__Problem details__.
Everything in the listing except the pictures should be written out exactly.

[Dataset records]
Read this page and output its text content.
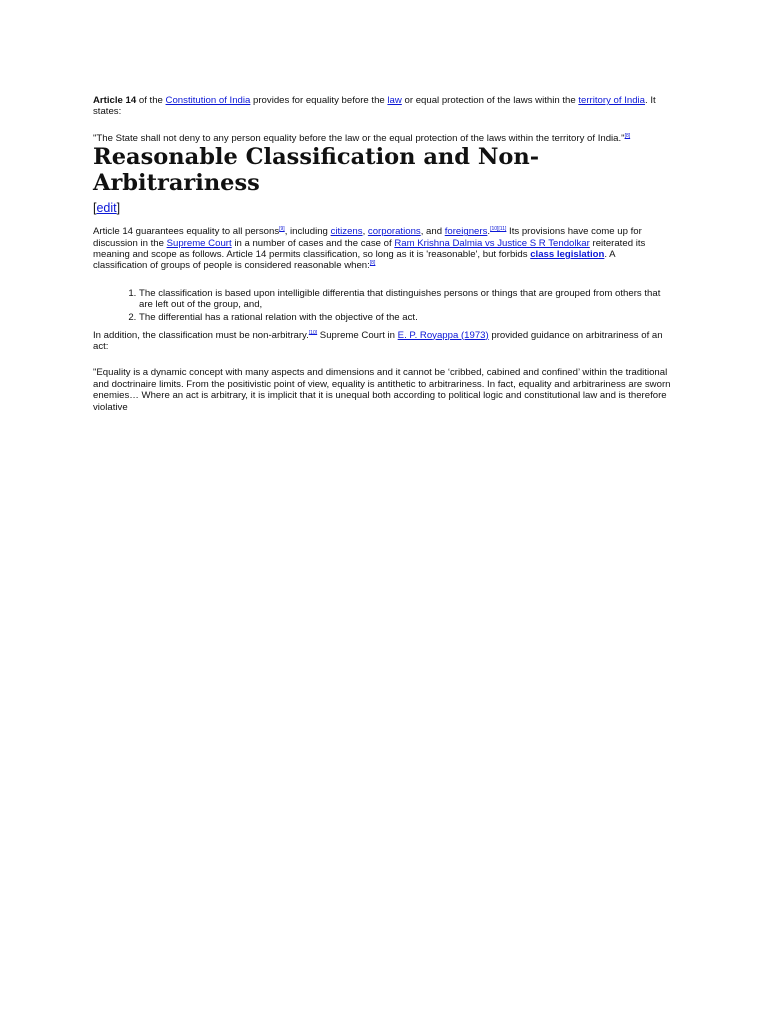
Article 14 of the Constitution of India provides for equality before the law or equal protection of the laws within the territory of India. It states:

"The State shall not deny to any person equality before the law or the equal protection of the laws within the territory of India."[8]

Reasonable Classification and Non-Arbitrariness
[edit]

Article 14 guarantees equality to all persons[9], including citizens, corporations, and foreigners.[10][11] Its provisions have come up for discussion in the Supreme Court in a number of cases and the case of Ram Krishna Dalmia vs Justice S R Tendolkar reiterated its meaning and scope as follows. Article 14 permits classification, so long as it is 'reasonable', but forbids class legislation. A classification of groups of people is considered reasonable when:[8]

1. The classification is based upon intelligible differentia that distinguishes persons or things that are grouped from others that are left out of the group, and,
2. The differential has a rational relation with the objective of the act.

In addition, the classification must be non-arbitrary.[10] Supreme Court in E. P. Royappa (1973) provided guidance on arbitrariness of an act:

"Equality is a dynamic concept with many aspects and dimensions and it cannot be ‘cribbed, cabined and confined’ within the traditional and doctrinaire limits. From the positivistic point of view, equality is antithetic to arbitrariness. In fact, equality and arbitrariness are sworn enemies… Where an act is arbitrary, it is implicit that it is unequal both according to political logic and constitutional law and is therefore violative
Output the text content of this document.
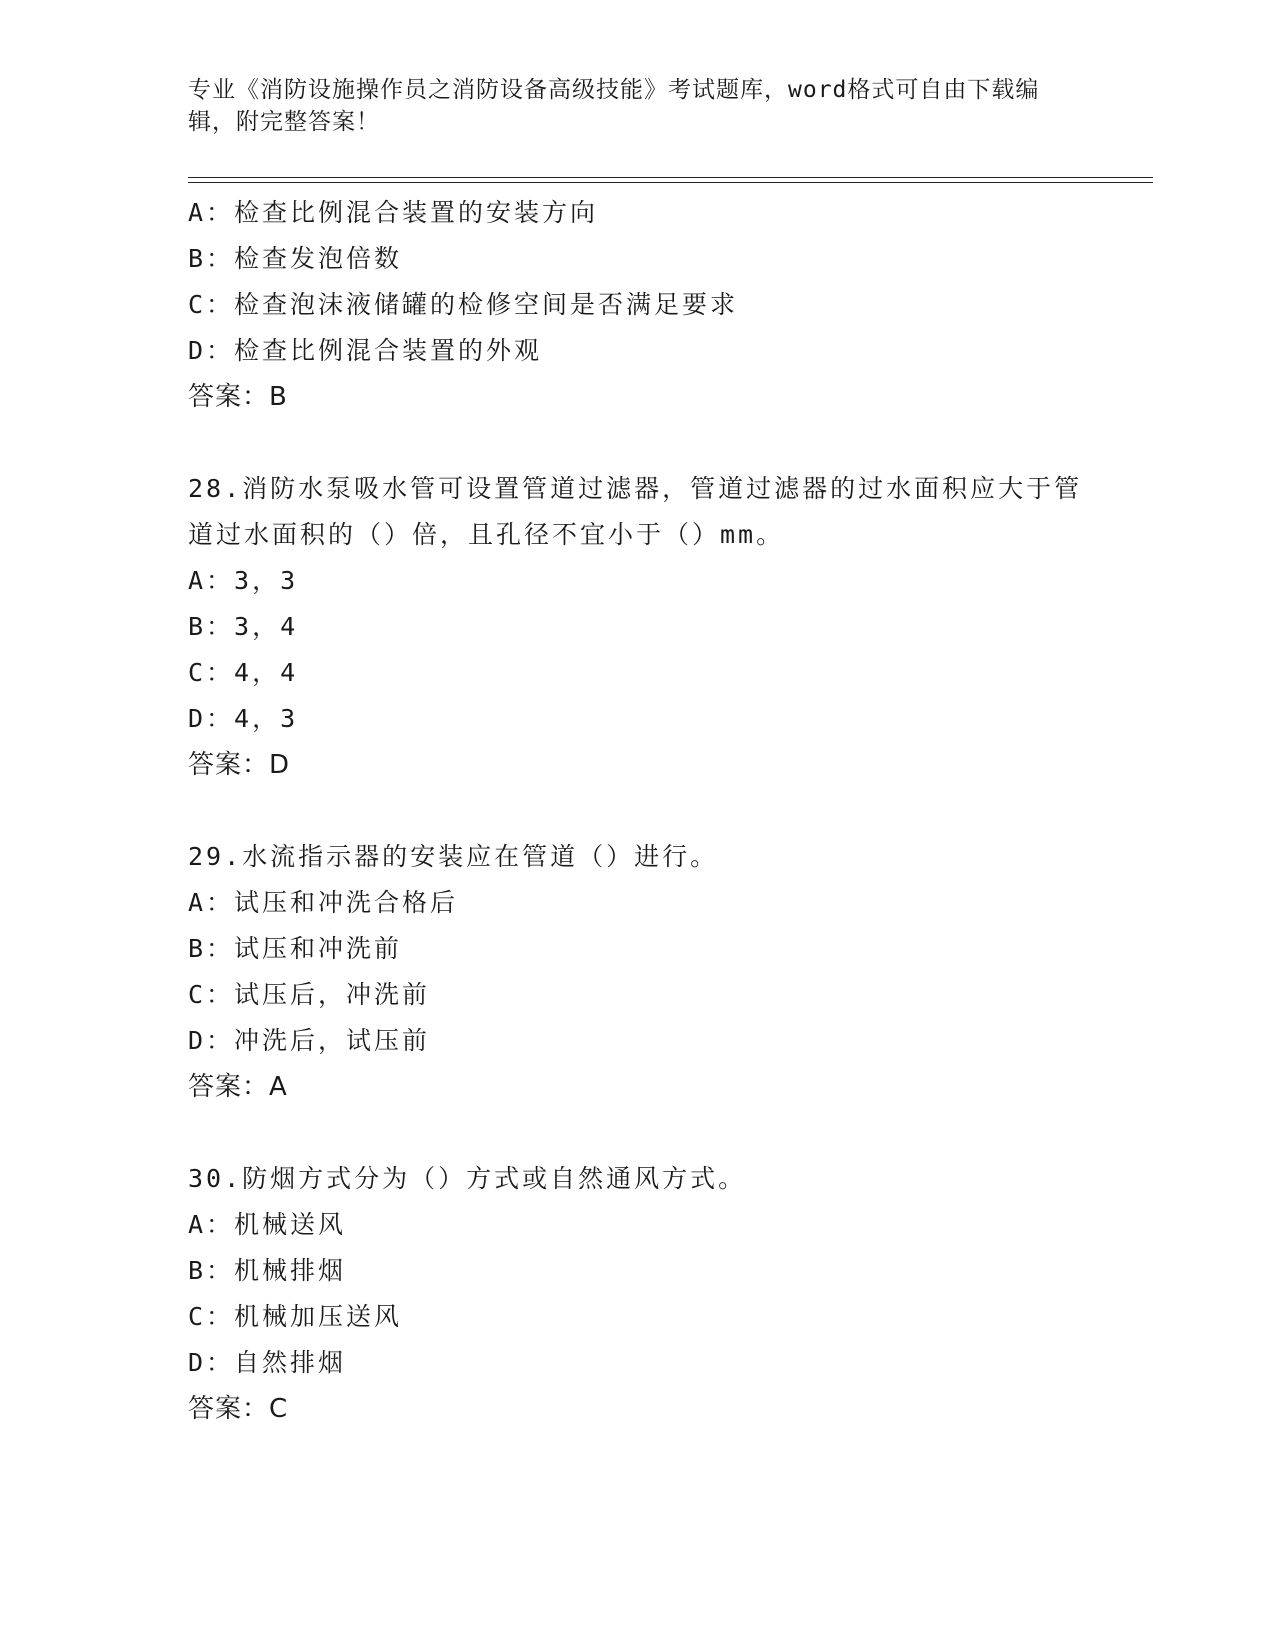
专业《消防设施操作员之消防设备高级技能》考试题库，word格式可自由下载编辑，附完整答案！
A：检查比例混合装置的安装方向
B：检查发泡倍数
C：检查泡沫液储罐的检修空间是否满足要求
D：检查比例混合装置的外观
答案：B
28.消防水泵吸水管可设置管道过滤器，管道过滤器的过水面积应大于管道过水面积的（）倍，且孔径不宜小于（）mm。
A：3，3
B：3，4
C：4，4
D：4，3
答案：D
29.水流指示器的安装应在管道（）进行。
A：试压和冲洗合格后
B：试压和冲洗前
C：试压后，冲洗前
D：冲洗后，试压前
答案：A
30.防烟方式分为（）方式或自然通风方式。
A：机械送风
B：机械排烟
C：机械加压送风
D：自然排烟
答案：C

__Solution to this exercise__.
Read this page and output its text content.
Article 14 of the Constitution of India provides for equality before the law or equal protection of the laws within the territory of India. It states:

"The State shall not deny to any person equality before the law or the equal protection of the laws within the territory of India."[8]

Reasonable Classification and Non-Arbitrariness
[edit]

Article 14 guarantees equality to all persons[9], including citizens, corporations, and foreigners.[10][11] Its provisions have come up for discussion in the Supreme Court in a number of cases and the case of Ram Krishna Dalmia vs Justice S R Tendolkar reiterated its meaning and scope as follows. Article 14 permits classification, so long as it is 'reasonable', but forbids class legislation. A classification of groups of people is considered reasonable when:[8]

1. The classification is based upon intelligible differentia that distinguishes persons or things that are grouped from others that are left out of the group, and,
2. The differential has a rational relation with the objective of the act.

In addition, the classification must be non-arbitrary.[10] Supreme Court in E. P. Royappa (1973) provided guidance on arbitrariness of an act:

"Equality is a dynamic concept with many aspects and dimensions and it cannot be ‘cribbed, cabined and confined’ within the traditional and doctrinaire limits. From the positivistic point of view, equality is antithetic to arbitrariness. In fact, equality and arbitrariness are sworn enemies… Where an act is arbitrary, it is implicit that it is unequal both according to political logic and constitutional law and is therefore violative
Output the text content of this document.
专业《消防设施操作员之消防设备高级技能》考试题库，word格式可自由下载编辑，附完整答案！
A：检查比例混合装置的安装方向
B：检查发泡倍数
C：检查泡沫液储罐的检修空间是否满足要求
D：检查比例混合装置的外观
答案：B
28.消防水泵吸水管可设置管道过滤器，管道过滤器的过水面积应大于管道过水面积的（）倍，且孔径不宜小于（）mm。
A：3，3
B：3，4
C：4，4
D：4，3
答案：D
29.水流指示器的安装应在管道（）进行。
A：试压和冲洗合格后
B：试压和冲洗前
C：试压后，冲洗前
D：冲洗后，试压前
答案：A
30.防烟方式分为（）方式或自然通风方式。
A：机械送风
B：机械排烟
C：机械加压送风
D：自然排烟
答案：C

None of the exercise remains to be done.